- Your objective -
Retype, exactly and with nothing added, the lines from the one showing "Transcribe the text in this document." through the final line of the material. Omit pictures.

- Source data -

*-*-*

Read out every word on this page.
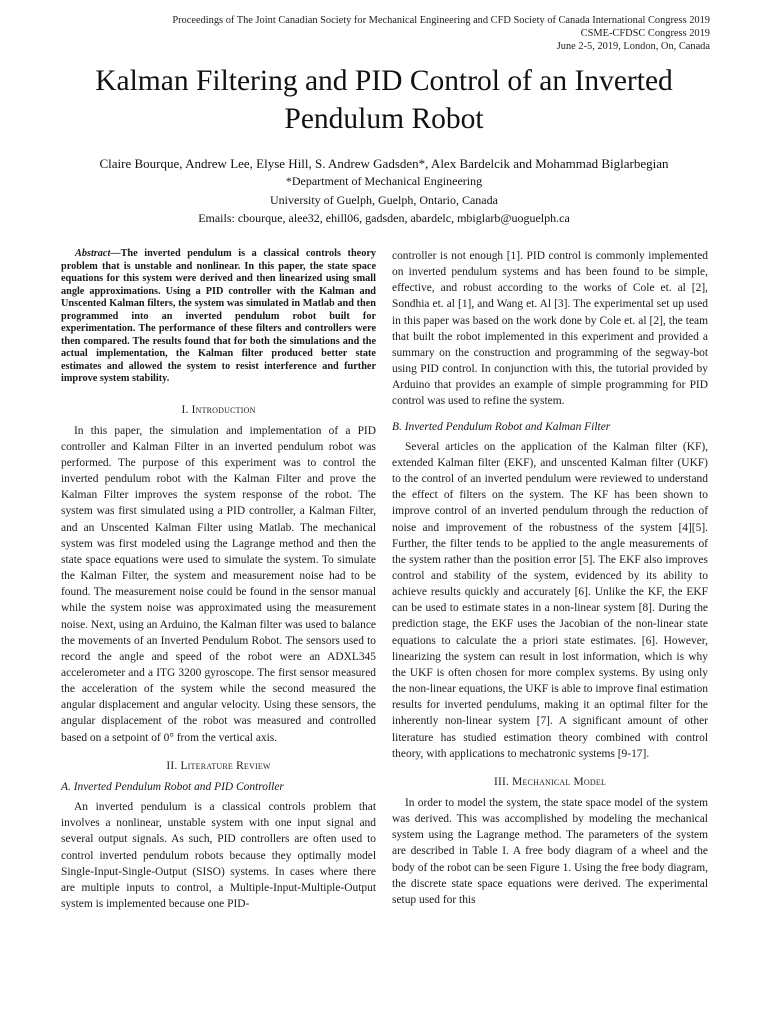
Proceedings of The Joint Canadian Society for Mechanical Engineering and CFD Society of Canada International Congress 2019
CSME-CFDSC Congress 2019
June 2-5, 2019, London, On, Canada
Kalman Filtering and PID Control of an Inverted
Pendulum Robot
Claire Bourque, Andrew Lee, Elyse Hill, S. Andrew Gadsden*, Alex Bardelcik and Mohammad Biglarbegian
*Department of Mechanical Engineering
University of Guelph, Guelph, Ontario, Canada
Emails: cbourque, alee32, ehill06, gadsden, abardelc, mbiglarb@uoguelph.ca

Abstract—The inverted pendulum is a classical controls theory problem that is unstable and nonlinear. In this paper, the state space equations for this system were derived and then linearized using small angle approximations. Using a PID controller with the Kalman and Unscented Kalman filters, the system was simulated in Matlab and then programmed into an inverted pendulum robot built for experimentation. The performance of these filters and controllers were then compared. The results found that for both the simulations and the actual implementation, the Kalman filter produced better state estimates and allowed the system to resist interference and further improve system stability.

I. Introduction

In this paper, the simulation and implementation of a PID controller and Kalman Filter in an inverted pendulum robot was performed. The purpose of this experiment was to control the inverted pendulum robot with the Kalman Filter and prove the Kalman Filter improves the system response of the robot. The system was first simulated using a PID controller, a Kalman Filter, and an Unscented Kalman Filter using Matlab. The mechanical system was first modeled using the Lagrange method and then the state space equations were used to simulate the system. To simulate the Kalman Filter, the system and measurement noise had to be found. The measurement noise could be found in the sensor manual while the system noise was approximated using the measurement noise. Next, using an Arduino, the Kalman filter was used to balance the movements of an Inverted Pendulum Robot. The sensors used to record the angle and speed of the robot were an ADXL345 accelerometer and a ITG 3200 gyroscope. The first sensor measured the acceleration of the system while the second measured the angular displacement and angular velocity. Using these sensors, the angular displacement of the robot was measured and controlled based on a setpoint of 0° from the vertical axis.

II. Literature Review
A. Inverted Pendulum Robot and PID Controller

An inverted pendulum is a classical controls problem that involves a nonlinear, unstable system with one input signal and several output signals. As such, PID controllers are often used to control inverted pendulum robots because they optimally model Single-Input-Single-Output (SISO) systems. In cases where there are multiple inputs to control, a Multiple-Input-Multiple-Output system is implemented because one PID-

controller is not enough [1]. PID control is commonly implemented on inverted pendulum systems and has been found to be simple, effective, and robust according to the works of Cole et. al [2], Sondhia et. al [1], and Wang et. Al [3]. The experimental set up used in this paper was based on the work done by Cole et. al [2], the team that built the robot implemented in this experiment and provided a summary on the construction and programming of the segway-bot using PID control. In conjunction with this, the tutorial provided by Arduino that provides an example of simple programming for PID control was used to refine the system.

B. Inverted Pendulum Robot and Kalman Filter

Several articles on the application of the Kalman filter (KF), extended Kalman filter (EKF), and unscented Kalman filter (UKF) to the control of an inverted pendulum were reviewed to understand the effect of filters on the system. The KF has been shown to improve control of an inverted pendulum through the reduction of noise and improvement of the robustness of the system [4][5]. Further, the filter tends to be applied to the angle measurements of the system rather than the position error [5]. The EKF also improves control and stability of the system, evidenced by its ability to achieve results quickly and accurately [6]. Unlike the KF, the EKF can be used to estimate states in a non-linear system [8]. During the prediction stage, the EKF uses the Jacobian of the non-linear state equations to calculate the a priori state estimates. [6]. However, linearizing the system can result in lost information, which is why the UKF is often chosen for more complex systems. By using only the non-linear equations, the UKF is able to improve final estimation results for inverted pendulums, making it an optimal filter for the inherently non-linear system [7]. A significant amount of other literature has studied estimation theory combined with control theory, with applications to mechatronic systems [9-17].

III. Mechanical Model

In order to model the system, the state space model of the system was derived. This was accomplished by modeling the mechanical system using the Lagrange method. The parameters of the system are described in Table I. A free body diagram of a wheel and the body of the robot can be seen Figure 1. Using the free body diagram, the discrete state space equations were derived. The experimental setup used for this
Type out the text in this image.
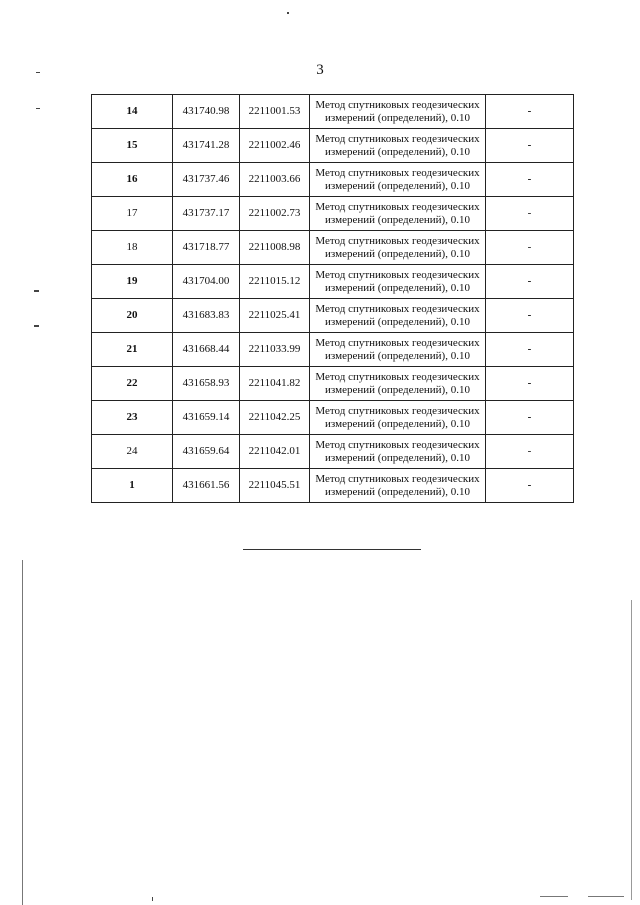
3
14	431740.98	2211001.53	Метод спутниковых геодезических
измерений (определений), 0.10	-
15	431741.28	2211002.46	Метод спутниковых геодезических
измерений (определений), 0.10	-
16	431737.46	2211003.66	Метод спутниковых геодезических
измерений (определений), 0.10	-
17	431737.17	2211002.73	Метод спутниковых геодезических
измерений (определений), 0.10	-
18	431718.77	2211008.98	Метод спутниковых геодезических
измерений (определений), 0.10	-
19	431704.00	2211015.12	Метод спутниковых геодезических
измерений (определений), 0.10	-
20	431683.83	2211025.41	Метод спутниковых геодезических
измерений (определений), 0.10	-
21	431668.44	2211033.99	Метод спутниковых геодезических
измерений (определений), 0.10	-
22	431658.93	2211041.82	Метод спутниковых геодезических
измерений (определений), 0.10	-
23	431659.14	2211042.25	Метод спутниковых геодезических
измерений (определений), 0.10	-
24	431659.64	2211042.01	Метод спутниковых геодезических
измерений (определений), 0.10	-
1	431661.56	2211045.51	Метод спутниковых геодезических
измерений (определений), 0.10	-
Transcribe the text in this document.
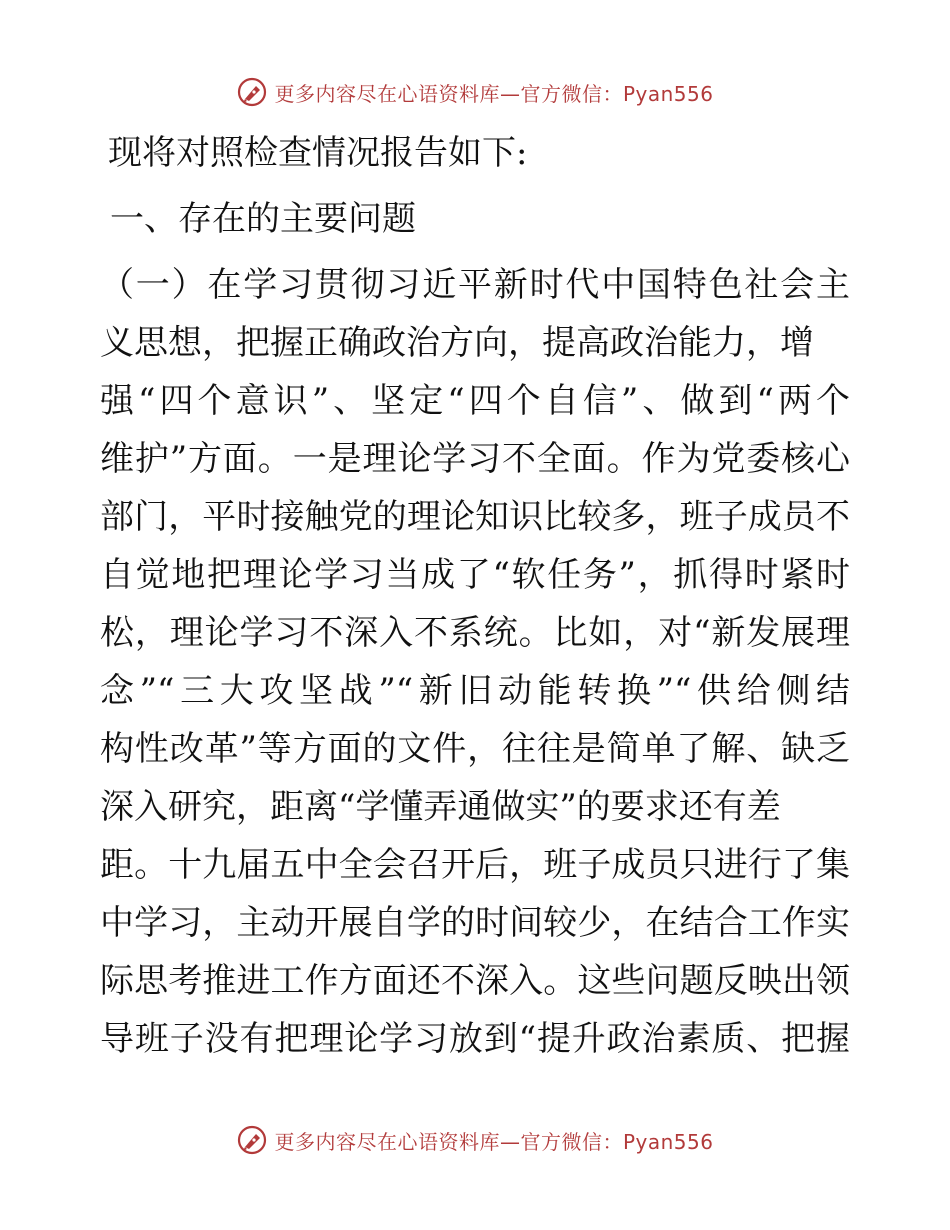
更多内容尽在心语资料库—官方微信：Pyan556
现将对照检查情况报告如下:
一、存在的主要问题
（一）在学习贯彻习近平新时代中国特色社会主
义思想，把握正确政治方向，提高政治能力，增
强“四个意识”、坚定“四个自信”、做到“两个
维护”方面。一是理论学习不全面。作为党委核心
部门，平时接触党的理论知识比较多，班子成员不
自觉地把理论学习当成了“软任务”，抓得时紧时
松，理论学习不深入不系统。比如，对“新发展理
念”“三大攻坚战”“新旧动能转换”“供给侧结
构性改革”等方面的文件，往往是简单了解、缺乏
深入研究，距离“学懂弄通做实”的要求还有差
距。十九届五中全会召开后，班子成员只进行了集
中学习，主动开展自学的时间较少，在结合工作实
际思考推进工作方面还不深入。这些问题反映出领
导班子没有把理论学习放到“提升政治素质、把握
更多内容尽在心语资料库—官方微信：Pyan556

*-*-*

- Expected answer -
Transcribe the text in this document.
更多内容尽在心语资料库—官方微信：Pyan556
现将对照检查情况报告如下:
一、存在的主要问题
（一）在学习贯彻习近平新时代中国特色社会主
义思想，把握正确政治方向，提高政治能力，增
强“四个意识”、坚定“四个自信”、做到“两个
维护”方面。一是理论学习不全面。作为党委核心
部门，平时接触党的理论知识比较多，班子成员不
自觉地把理论学习当成了“软任务”，抓得时紧时
松，理论学习不深入不系统。比如，对“新发展理
念”“三大攻坚战”“新旧动能转换”“供给侧结
构性改革”等方面的文件，往往是简单了解、缺乏
深入研究，距离“学懂弄通做实”的要求还有差
距。十九届五中全会召开后，班子成员只进行了集
中学习，主动开展自学的时间较少，在结合工作实
际思考推进工作方面还不深入。这些问题反映出领
导班子没有把理论学习放到“提升政治素质、把握
更多内容尽在心语资料库—官方微信：Pyan556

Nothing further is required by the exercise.